▸ **Given request**
Below are the records; copy each line in them that holds the word "JSON".

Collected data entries
⁂

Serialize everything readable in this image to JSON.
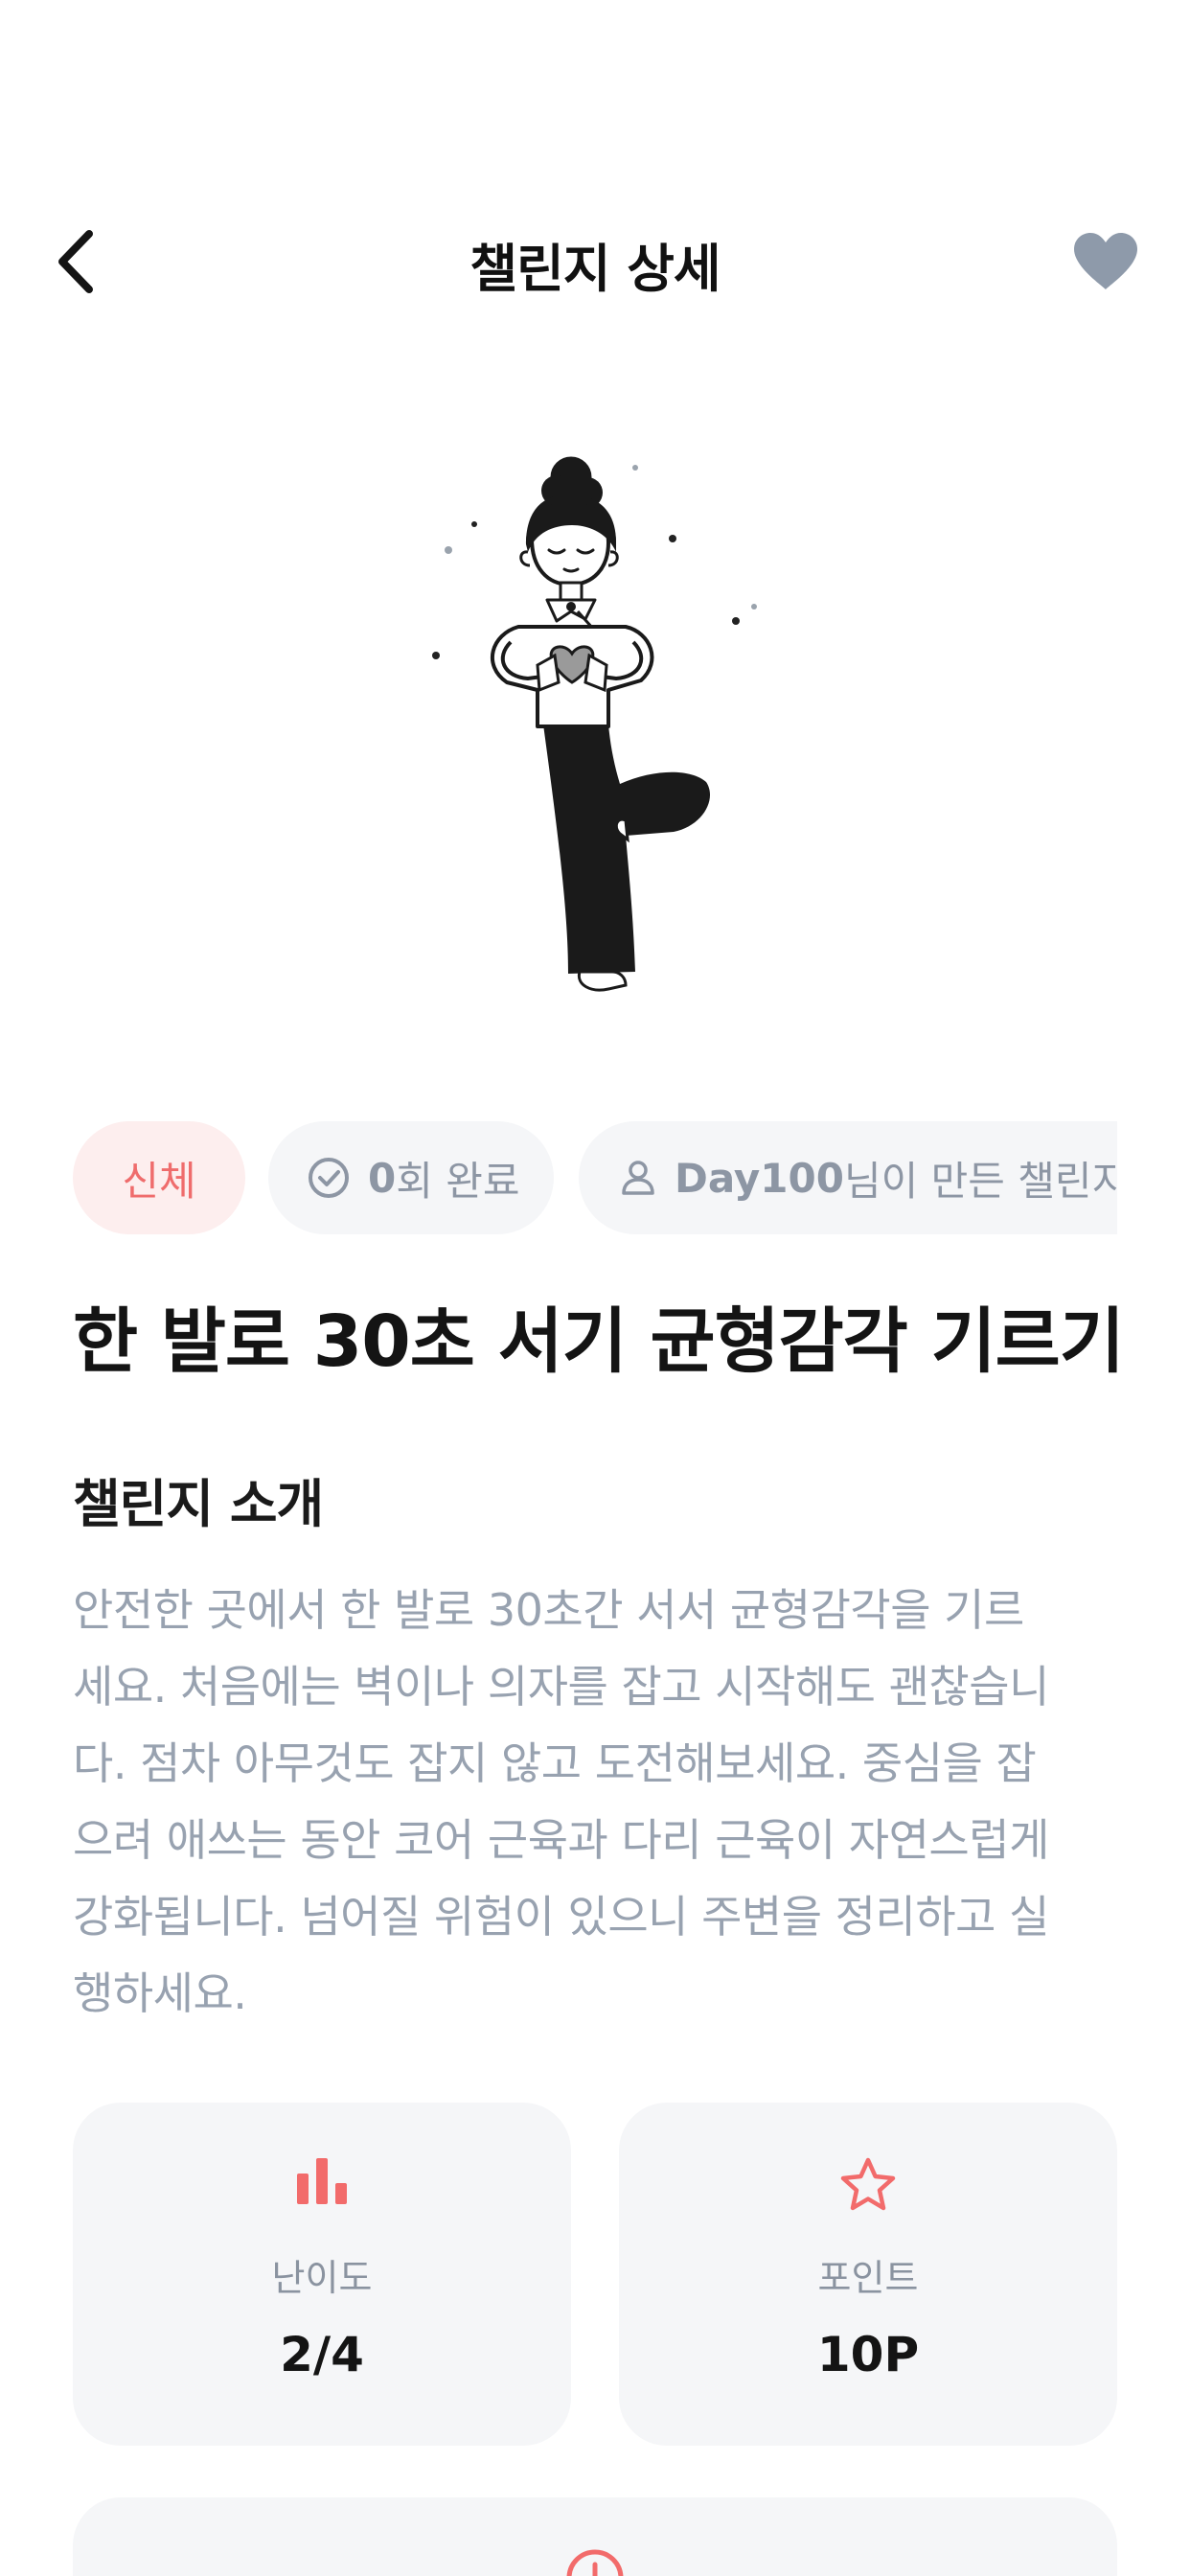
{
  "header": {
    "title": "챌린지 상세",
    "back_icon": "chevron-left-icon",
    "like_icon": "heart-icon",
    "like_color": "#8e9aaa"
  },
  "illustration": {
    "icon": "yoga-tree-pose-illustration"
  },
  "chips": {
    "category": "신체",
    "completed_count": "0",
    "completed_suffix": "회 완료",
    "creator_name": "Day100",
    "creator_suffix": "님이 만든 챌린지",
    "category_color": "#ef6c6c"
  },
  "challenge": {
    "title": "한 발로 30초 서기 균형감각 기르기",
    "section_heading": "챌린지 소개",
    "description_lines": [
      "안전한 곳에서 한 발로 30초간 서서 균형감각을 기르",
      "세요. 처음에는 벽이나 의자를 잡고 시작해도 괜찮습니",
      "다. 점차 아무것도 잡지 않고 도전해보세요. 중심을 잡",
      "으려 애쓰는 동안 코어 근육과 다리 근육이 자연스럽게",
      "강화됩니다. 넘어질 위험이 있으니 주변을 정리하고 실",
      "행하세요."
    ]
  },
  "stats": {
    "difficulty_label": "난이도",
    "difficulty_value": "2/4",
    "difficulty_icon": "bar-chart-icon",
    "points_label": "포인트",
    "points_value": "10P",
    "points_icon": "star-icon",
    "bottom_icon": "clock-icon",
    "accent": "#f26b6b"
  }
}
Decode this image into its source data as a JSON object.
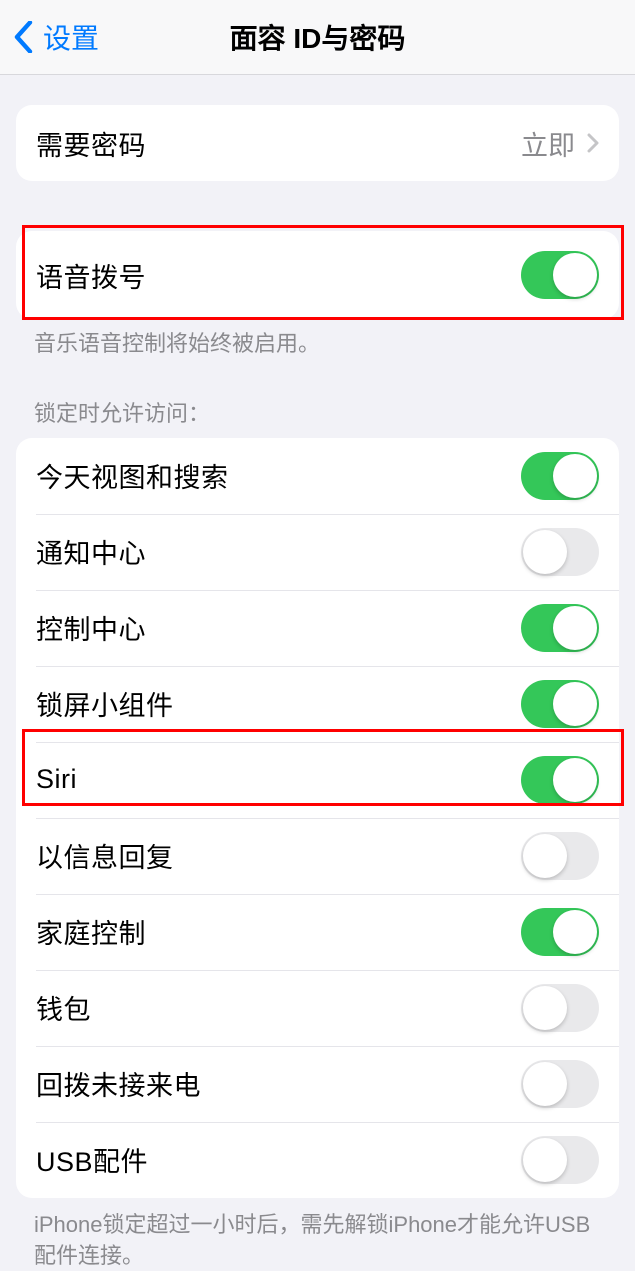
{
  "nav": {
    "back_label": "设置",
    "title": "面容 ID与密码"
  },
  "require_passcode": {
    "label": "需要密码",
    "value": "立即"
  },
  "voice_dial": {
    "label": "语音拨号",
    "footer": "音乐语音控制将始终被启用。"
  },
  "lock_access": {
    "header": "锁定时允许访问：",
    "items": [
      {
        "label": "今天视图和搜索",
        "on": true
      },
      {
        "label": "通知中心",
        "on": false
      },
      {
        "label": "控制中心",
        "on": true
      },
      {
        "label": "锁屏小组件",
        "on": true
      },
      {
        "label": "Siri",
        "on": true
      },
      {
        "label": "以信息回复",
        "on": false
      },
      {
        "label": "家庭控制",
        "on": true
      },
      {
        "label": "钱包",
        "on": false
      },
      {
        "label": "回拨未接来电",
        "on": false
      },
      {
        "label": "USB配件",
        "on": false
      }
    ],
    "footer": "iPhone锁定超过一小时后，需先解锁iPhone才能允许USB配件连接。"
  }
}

⁂

▸ **Worked solution**
Serialize everything readable in this image to JSON.
Decode this image into its source data as a JSON object.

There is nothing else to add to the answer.